President Obama has spent this week bingeing on diplomacy but he cannot be drunk on success. There's very little to show for his days in Europe other than a few joint statements that were forgotten as soon as the press releases were handed out.

Friday will be different and not because it will deliver a diplomatic triumph. President Obama will meet with Saudi King Abdullah bin Abdulaziz at a moment when the relationship between the two nations is worse than it has been since the 1973 Arab oil embargo. Going into the meeting, Obama is at a considerable disadvantage that results directly from his own policies. The Saudis look around the Middle East and what they see scares them.

Since about February 2013, the Saudis have been giving billions of dollars and tons of arms to the rebels seeking to depose Syrian President Bashar Assad. They believe the heavy Iranian and Russian support for Assad's survival (in equal or greater amounts of money and arms as well as jihadist fighters and Iranian troops) to be the creation of a Shiite Iranian puppet less than a hundred miles from their northern border. Late last August, Obama said that he had decided to take military action against Syria because of Assad's use of chemical weapons against civilians. When Obama abruptly decided that he would ask Congress for permission to make the strike, and then failed to pursue congressional action, the Saudis felt betrayed.
|---|
• BRIEF 1: In the records, put the lines into a JSON list of strings, one string per line, blank lines left out. Begin at the line that contains "trend-label: Trend value" and stop after the line that contains "figure-title: ▼ Look".

• GIVEN ENTRIES:
|---|
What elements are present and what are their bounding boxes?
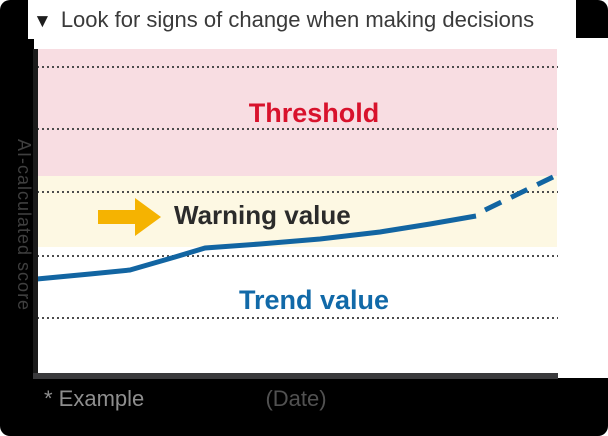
trend-label: Trend value — [238, 285, 390, 315]
trend-line-dashed — [483, 174, 555, 213]
x-axis-label: (Date) — [265, 386, 327, 411]
triangle-bullet-icon: ▼ — [33, 11, 52, 32]
figure-title: ▼ Look for signs of change when making de… — [33, 0, 534, 39]
title-box: ▼ Look for signs of change when making de… — [28, 0, 576, 39]
y-axis-line — [33, 49, 38, 379]
threshold-zone — [37, 49, 557, 176]
guide-line-5 — [37, 317, 558, 319]
x-axis-line — [33, 373, 558, 379]
right-arrow-shape — [98, 198, 161, 236]
guide-line-2 — [37, 128, 558, 130]
trend-line-solid — [36, 213, 477, 282]
figure-title-text: Look for signs of change when making dec… — [60, 7, 535, 32]
right-arrow-icon — [98, 197, 162, 237]
guide-line-4 — [37, 255, 558, 257]
chart-panel: Threshold Warning value Trend value — [33, 38, 608, 379]
warning-label: Warning value — [174, 200, 351, 230]
example-footnote: * Example — [44, 386, 145, 411]
threshold-label: Threshold — [248, 98, 380, 128]
trend-line-chart — [36, 174, 555, 282]
y-axis-label: AI-calculated score — [14, 138, 34, 312]
guide-line-1 — [37, 66, 558, 68]
guide-line-3 — [37, 191, 558, 193]
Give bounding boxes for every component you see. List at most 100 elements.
|---|
• BRIEF 2: According to the excerpt on Obama's meeting with the Saudi king, since about when have the Saudis been giving money and arms to the rebels seeking to depose Assad?

• FULL SOLUTION 1:
[
  "trend-label: Trend value — [238, 285, 390, 315]",
  "trend-line-dashed — [483, 174, 555, 213]",
  "x-axis-label: (Date) — [265, 386, 327, 411]",
  "triangle-bullet-icon: ▼ — [33, 11, 52, 32]",
  "figure-title: ▼ Look for signs of change when making de… — [33, 0, 534, 39]"
]

• FULL SOLUTION 2: Since about February 2013.